**Problem details**
Reproduce every one of the entries below verbatim, keeping each line unchanged.

**Data shown**

☆ ☆ ☆ ☆

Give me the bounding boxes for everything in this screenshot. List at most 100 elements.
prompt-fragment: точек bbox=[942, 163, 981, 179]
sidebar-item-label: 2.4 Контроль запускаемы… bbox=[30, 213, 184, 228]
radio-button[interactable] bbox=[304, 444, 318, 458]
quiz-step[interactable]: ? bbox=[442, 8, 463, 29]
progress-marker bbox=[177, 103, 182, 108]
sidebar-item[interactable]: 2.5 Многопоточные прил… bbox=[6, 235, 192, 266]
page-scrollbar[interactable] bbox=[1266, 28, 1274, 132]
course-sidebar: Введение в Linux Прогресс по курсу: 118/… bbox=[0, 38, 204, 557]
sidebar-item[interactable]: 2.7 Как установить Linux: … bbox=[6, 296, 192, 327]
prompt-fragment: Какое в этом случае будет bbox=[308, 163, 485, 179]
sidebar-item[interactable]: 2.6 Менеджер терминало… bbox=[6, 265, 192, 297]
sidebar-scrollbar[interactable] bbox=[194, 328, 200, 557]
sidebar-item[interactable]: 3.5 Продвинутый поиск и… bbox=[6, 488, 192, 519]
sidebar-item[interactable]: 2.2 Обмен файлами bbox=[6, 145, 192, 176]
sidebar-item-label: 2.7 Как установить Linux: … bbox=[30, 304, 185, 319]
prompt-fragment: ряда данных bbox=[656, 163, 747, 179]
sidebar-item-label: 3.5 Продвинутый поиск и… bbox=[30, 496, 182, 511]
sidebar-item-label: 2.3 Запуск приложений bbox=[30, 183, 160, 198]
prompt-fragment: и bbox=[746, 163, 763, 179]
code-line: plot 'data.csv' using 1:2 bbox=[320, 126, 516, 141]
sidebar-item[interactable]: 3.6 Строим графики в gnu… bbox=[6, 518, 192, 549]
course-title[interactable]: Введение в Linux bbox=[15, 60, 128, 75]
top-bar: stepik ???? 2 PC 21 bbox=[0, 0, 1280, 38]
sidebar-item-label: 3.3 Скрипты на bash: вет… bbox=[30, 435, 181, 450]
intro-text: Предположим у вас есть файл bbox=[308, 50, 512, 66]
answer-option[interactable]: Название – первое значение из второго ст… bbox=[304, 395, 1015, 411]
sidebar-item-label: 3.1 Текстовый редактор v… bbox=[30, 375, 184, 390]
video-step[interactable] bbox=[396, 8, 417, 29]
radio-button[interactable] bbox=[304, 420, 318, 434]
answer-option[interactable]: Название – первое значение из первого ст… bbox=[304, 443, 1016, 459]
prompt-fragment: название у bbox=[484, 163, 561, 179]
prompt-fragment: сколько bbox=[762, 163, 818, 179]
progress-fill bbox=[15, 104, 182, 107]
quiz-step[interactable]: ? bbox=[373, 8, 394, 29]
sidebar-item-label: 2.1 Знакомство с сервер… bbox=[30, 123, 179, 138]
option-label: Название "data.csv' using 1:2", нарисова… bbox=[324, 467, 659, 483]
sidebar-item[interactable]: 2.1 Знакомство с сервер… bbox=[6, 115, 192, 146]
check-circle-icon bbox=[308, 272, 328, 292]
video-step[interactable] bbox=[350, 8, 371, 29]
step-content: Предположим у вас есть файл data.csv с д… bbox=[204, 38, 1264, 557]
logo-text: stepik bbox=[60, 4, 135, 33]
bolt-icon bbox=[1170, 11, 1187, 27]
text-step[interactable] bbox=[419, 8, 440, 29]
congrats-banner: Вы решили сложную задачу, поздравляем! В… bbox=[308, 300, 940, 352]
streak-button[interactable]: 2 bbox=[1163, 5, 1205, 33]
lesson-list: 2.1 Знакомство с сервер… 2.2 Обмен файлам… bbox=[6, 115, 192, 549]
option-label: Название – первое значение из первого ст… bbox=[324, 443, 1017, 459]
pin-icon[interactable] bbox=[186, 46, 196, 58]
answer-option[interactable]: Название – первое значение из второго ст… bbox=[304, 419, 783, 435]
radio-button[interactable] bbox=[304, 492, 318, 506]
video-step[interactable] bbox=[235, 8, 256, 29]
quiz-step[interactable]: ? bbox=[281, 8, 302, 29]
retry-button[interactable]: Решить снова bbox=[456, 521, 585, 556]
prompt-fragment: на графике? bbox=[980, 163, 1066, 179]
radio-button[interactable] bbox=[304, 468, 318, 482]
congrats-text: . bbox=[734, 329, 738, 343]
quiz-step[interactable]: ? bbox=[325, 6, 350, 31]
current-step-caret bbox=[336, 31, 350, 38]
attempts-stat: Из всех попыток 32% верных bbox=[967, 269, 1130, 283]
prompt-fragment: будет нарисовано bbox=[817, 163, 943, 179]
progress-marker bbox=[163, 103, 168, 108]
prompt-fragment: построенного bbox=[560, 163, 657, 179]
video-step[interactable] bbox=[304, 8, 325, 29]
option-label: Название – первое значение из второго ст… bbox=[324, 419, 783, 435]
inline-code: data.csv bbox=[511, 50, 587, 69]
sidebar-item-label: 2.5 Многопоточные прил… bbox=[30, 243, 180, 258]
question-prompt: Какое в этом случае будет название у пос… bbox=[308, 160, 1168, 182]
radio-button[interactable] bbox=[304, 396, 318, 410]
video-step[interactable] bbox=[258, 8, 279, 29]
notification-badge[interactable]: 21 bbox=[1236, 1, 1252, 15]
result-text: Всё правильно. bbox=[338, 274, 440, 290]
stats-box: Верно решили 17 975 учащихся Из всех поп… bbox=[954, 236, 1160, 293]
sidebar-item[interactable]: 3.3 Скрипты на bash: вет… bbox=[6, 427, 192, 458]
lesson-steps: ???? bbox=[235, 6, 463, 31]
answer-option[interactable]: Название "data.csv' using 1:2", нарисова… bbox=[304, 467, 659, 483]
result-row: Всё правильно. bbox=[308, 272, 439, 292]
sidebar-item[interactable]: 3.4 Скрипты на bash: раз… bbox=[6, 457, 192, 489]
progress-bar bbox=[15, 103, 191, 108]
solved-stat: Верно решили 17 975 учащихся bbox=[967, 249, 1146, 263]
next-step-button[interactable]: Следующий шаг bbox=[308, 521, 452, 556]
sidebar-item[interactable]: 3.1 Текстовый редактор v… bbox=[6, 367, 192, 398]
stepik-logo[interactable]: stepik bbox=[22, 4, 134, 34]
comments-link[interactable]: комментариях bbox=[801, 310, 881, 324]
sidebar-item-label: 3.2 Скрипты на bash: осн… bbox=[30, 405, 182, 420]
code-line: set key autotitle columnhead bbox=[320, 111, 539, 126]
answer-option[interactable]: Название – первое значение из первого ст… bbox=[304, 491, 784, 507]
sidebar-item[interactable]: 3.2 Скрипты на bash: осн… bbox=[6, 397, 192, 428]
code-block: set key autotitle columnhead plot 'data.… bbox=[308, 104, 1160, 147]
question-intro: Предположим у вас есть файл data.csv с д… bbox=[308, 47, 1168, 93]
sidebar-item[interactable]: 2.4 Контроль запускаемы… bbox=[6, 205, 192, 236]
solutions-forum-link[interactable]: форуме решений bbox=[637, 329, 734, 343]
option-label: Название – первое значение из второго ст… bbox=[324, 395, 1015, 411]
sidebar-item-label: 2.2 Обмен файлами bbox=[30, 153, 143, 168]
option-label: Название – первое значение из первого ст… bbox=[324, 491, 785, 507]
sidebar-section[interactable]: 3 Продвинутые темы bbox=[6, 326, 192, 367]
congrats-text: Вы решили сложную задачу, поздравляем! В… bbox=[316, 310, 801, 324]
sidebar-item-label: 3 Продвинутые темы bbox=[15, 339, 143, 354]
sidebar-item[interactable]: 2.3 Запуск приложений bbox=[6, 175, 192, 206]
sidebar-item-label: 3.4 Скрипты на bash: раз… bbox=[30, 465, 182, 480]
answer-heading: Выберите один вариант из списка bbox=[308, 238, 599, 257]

☆ ☆ ☆ ☆

**Response to the task**
Give me the bounding boxes for everything in this screenshot. List at most 100 elements.
prompt-fragment: точек bbox=[942, 163, 981, 179]
sidebar-item-label: 2.4 Контроль запускаемы… bbox=[30, 213, 184, 228]
radio-button[interactable] bbox=[304, 444, 318, 458]
quiz-step[interactable]: ? bbox=[442, 8, 463, 29]
progress-marker bbox=[177, 103, 182, 108]
sidebar-item[interactable]: 2.5 Многопоточные прил… bbox=[6, 235, 192, 266]
page-scrollbar[interactable] bbox=[1266, 28, 1274, 132]
course-sidebar: Введение в Linux Прогресс по курсу: 118/… bbox=[0, 38, 204, 557]
sidebar-item[interactable]: 2.7 Как установить Linux: … bbox=[6, 296, 192, 327]
prompt-fragment: Какое в этом случае будет bbox=[308, 163, 485, 179]
sidebar-item[interactable]: 2.6 Менеджер терминало… bbox=[6, 265, 192, 297]
sidebar-scrollbar[interactable] bbox=[194, 328, 200, 557]
sidebar-item[interactable]: 3.5 Продвинутый поиск и… bbox=[6, 488, 192, 519]
sidebar-item[interactable]: 2.2 Обмен файлами bbox=[6, 145, 192, 176]
sidebar-item-label: 2.7 Как установить Linux: … bbox=[30, 304, 185, 319]
prompt-fragment: ряда данных bbox=[656, 163, 747, 179]
sidebar-item-label: 3.5 Продвинутый поиск и… bbox=[30, 496, 182, 511]
sidebar-item-label: 2.3 Запуск приложений bbox=[30, 183, 160, 198]
prompt-fragment: и bbox=[746, 163, 763, 179]
code-line: plot 'data.csv' using 1:2 bbox=[320, 126, 516, 141]
sidebar-item[interactable]: 3.6 Строим графики в gnu… bbox=[6, 518, 192, 549]
course-title[interactable]: Введение в Linux bbox=[15, 60, 128, 75]
top-bar: stepik ???? 2 PC 21 bbox=[0, 0, 1280, 38]
sidebar-item-label: 3.3 Скрипты на bash: вет… bbox=[30, 435, 181, 450]
intro-text: Предположим у вас есть файл bbox=[308, 50, 512, 66]
answer-option[interactable]: Название – первое значение из второго ст… bbox=[304, 395, 1015, 411]
sidebar-item-label: 3.1 Текстовый редактор v… bbox=[30, 375, 184, 390]
video-step[interactable] bbox=[396, 8, 417, 29]
radio-button[interactable] bbox=[304, 420, 318, 434]
answer-option[interactable]: Название – первое значение из первого ст… bbox=[304, 443, 1016, 459]
prompt-fragment: название у bbox=[484, 163, 561, 179]
prompt-fragment: сколько bbox=[762, 163, 818, 179]
progress-fill bbox=[15, 104, 182, 107]
quiz-step[interactable]: ? bbox=[373, 8, 394, 29]
sidebar-item-label: 2.1 Знакомство с сервер… bbox=[30, 123, 179, 138]
option-label: Название "data.csv' using 1:2", нарисова… bbox=[324, 467, 659, 483]
sidebar-item[interactable]: 2.1 Знакомство с сервер… bbox=[6, 115, 192, 146]
check-circle-icon bbox=[308, 272, 328, 292]
video-step[interactable] bbox=[350, 8, 371, 29]
step-content: Предположим у вас есть файл data.csv с д… bbox=[204, 38, 1264, 557]
logo-text: stepik bbox=[60, 4, 135, 33]
bolt-icon bbox=[1170, 11, 1187, 27]
text-step[interactable] bbox=[419, 8, 440, 29]
congrats-banner: Вы решили сложную задачу, поздравляем! В… bbox=[308, 300, 940, 352]
streak-button[interactable]: 2 bbox=[1163, 5, 1205, 33]
lesson-list: 2.1 Знакомство с сервер… 2.2 Обмен файлам… bbox=[6, 115, 192, 549]
option-label: Название – первое значение из первого ст… bbox=[324, 443, 1017, 459]
pin-icon[interactable] bbox=[186, 46, 196, 58]
answer-option[interactable]: Название – первое значение из второго ст… bbox=[304, 419, 783, 435]
radio-button[interactable] bbox=[304, 492, 318, 506]
video-step[interactable] bbox=[235, 8, 256, 29]
quiz-step[interactable]: ? bbox=[281, 8, 302, 29]
retry-button[interactable]: Решить снова bbox=[456, 521, 585, 556]
prompt-fragment: на графике? bbox=[980, 163, 1066, 179]
radio-button[interactable] bbox=[304, 468, 318, 482]
congrats-text: . bbox=[734, 329, 738, 343]
quiz-step[interactable]: ? bbox=[325, 6, 350, 31]
current-step-caret bbox=[336, 31, 350, 38]
attempts-stat: Из всех попыток 32% верных bbox=[967, 269, 1130, 283]
prompt-fragment: будет нарисовано bbox=[817, 163, 943, 179]
progress-marker bbox=[163, 103, 168, 108]
prompt-fragment: построенного bbox=[560, 163, 657, 179]
video-step[interactable] bbox=[304, 8, 325, 29]
option-label: Название – первое значение из второго ст… bbox=[324, 419, 783, 435]
inline-code: data.csv bbox=[511, 50, 587, 69]
sidebar-item-label: 2.5 Многопоточные прил… bbox=[30, 243, 180, 258]
question-prompt: Какое в этом случае будет название у пос… bbox=[308, 160, 1168, 182]
radio-button[interactable] bbox=[304, 396, 318, 410]
video-step[interactable] bbox=[258, 8, 279, 29]
notification-badge[interactable]: 21 bbox=[1236, 1, 1252, 15]
result-text: Всё правильно. bbox=[338, 274, 440, 290]
stats-box: Верно решили 17 975 учащихся Из всех поп… bbox=[954, 236, 1160, 293]
sidebar-item[interactable]: 3.3 Скрипты на bash: вет… bbox=[6, 427, 192, 458]
lesson-steps: ???? bbox=[235, 6, 463, 31]
answer-option[interactable]: Название "data.csv' using 1:2", нарисова… bbox=[304, 467, 659, 483]
result-row: Всё правильно. bbox=[308, 272, 439, 292]
sidebar-item[interactable]: 3.4 Скрипты на bash: раз… bbox=[6, 457, 192, 489]
progress-bar bbox=[15, 103, 191, 108]
solved-stat: Верно решили 17 975 учащихся bbox=[967, 249, 1146, 263]
next-step-button[interactable]: Следующий шаг bbox=[308, 521, 452, 556]
sidebar-item[interactable]: 3.1 Текстовый редактор v… bbox=[6, 367, 192, 398]
stepik-logo[interactable]: stepik bbox=[22, 4, 134, 34]
comments-link[interactable]: комментариях bbox=[801, 310, 881, 324]
sidebar-item-label: 3.2 Скрипты на bash: осн… bbox=[30, 405, 182, 420]
code-line: set key autotitle columnhead bbox=[320, 111, 539, 126]
answer-option[interactable]: Название – первое значение из первого ст… bbox=[304, 491, 784, 507]
sidebar-item[interactable]: 3.2 Скрипты на bash: осн… bbox=[6, 397, 192, 428]
code-block: set key autotitle columnhead plot 'data.… bbox=[308, 104, 1160, 147]
question-intro: Предположим у вас есть файл data.csv с д… bbox=[308, 47, 1168, 93]
sidebar-item[interactable]: 2.4 Контроль запускаемы… bbox=[6, 205, 192, 236]
solutions-forum-link[interactable]: форуме решений bbox=[637, 329, 734, 343]
option-label: Название – первое значение из второго ст… bbox=[324, 395, 1015, 411]
sidebar-item-label: 2.2 Обмен файлами bbox=[30, 153, 143, 168]
option-label: Название – первое значение из первого ст… bbox=[324, 491, 785, 507]
sidebar-section[interactable]: 3 Продвинутые темы bbox=[6, 326, 192, 367]
congrats-text: Вы решили сложную задачу, поздравляем! В… bbox=[316, 310, 801, 324]
sidebar-item-label: 3 Продвинутые темы bbox=[15, 339, 143, 354]
sidebar-item[interactable]: 2.3 Запуск приложений bbox=[6, 175, 192, 206]
sidebar-item-label: 3.4 Скрипты на bash: раз… bbox=[30, 465, 182, 480]
answer-heading: Выберите один вариант из списка bbox=[308, 238, 599, 257]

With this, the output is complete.